-- BEGIN DATASET ROWS --
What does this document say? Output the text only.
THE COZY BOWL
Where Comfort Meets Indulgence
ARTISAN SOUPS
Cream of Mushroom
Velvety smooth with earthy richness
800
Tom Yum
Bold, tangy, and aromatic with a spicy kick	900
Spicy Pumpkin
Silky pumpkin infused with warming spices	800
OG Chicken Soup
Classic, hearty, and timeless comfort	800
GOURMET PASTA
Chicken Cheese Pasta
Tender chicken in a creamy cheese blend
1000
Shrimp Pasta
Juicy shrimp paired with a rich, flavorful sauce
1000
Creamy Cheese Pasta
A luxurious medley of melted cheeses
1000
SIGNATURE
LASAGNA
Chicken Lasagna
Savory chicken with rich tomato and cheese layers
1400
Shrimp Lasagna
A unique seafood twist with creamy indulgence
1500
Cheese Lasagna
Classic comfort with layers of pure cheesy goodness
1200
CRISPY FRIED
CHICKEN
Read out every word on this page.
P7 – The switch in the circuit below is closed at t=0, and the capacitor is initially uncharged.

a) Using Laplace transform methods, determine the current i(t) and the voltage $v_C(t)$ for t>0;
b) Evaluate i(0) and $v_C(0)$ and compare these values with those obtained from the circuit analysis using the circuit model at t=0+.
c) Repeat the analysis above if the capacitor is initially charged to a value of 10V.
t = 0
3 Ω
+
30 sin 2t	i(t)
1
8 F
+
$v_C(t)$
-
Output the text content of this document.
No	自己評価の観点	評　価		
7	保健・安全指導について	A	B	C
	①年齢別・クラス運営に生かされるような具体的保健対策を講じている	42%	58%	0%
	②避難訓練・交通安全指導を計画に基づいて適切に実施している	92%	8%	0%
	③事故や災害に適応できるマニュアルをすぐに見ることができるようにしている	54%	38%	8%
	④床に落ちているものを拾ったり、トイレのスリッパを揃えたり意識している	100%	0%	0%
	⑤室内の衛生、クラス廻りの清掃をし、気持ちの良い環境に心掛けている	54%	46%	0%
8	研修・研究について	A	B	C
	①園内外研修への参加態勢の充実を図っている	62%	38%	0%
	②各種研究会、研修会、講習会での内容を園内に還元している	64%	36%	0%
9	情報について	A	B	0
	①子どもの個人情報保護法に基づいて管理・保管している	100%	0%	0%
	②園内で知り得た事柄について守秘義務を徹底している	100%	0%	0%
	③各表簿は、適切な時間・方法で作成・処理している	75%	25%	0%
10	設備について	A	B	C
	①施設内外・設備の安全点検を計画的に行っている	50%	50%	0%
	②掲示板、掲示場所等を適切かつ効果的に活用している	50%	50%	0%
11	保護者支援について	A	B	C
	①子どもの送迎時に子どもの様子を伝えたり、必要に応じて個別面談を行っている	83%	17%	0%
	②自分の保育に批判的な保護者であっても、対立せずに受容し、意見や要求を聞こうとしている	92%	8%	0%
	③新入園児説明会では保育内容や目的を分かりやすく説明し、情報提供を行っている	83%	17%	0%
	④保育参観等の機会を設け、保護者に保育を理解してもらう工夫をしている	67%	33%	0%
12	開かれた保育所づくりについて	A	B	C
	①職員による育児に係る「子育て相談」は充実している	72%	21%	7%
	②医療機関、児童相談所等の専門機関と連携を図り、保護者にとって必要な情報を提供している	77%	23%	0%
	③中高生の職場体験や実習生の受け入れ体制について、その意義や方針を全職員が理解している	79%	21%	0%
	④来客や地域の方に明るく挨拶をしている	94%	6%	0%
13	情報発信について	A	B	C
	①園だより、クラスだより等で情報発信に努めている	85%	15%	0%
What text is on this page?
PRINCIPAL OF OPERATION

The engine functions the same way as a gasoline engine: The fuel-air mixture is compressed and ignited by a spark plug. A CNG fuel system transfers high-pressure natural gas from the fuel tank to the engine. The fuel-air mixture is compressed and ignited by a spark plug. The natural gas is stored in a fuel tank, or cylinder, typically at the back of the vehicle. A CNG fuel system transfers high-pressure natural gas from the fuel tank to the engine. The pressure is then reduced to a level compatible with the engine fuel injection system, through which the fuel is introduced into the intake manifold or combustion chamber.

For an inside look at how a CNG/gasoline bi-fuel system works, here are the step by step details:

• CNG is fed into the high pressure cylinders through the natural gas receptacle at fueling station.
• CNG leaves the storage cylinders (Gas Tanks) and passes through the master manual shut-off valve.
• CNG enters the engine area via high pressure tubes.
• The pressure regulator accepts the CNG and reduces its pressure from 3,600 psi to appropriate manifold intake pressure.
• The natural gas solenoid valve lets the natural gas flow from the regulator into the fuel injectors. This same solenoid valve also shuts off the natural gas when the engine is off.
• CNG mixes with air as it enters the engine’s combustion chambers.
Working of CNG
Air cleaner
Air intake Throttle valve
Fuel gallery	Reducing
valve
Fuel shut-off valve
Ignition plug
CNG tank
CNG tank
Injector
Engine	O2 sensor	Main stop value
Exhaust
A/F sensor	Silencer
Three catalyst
-- END DATASET ROWS --
§ **TASK DETAILS**
Your answer should be one number: how many lines of the listing include the word "circuit".

§ **RESULT OF THIS EXERCISE**
2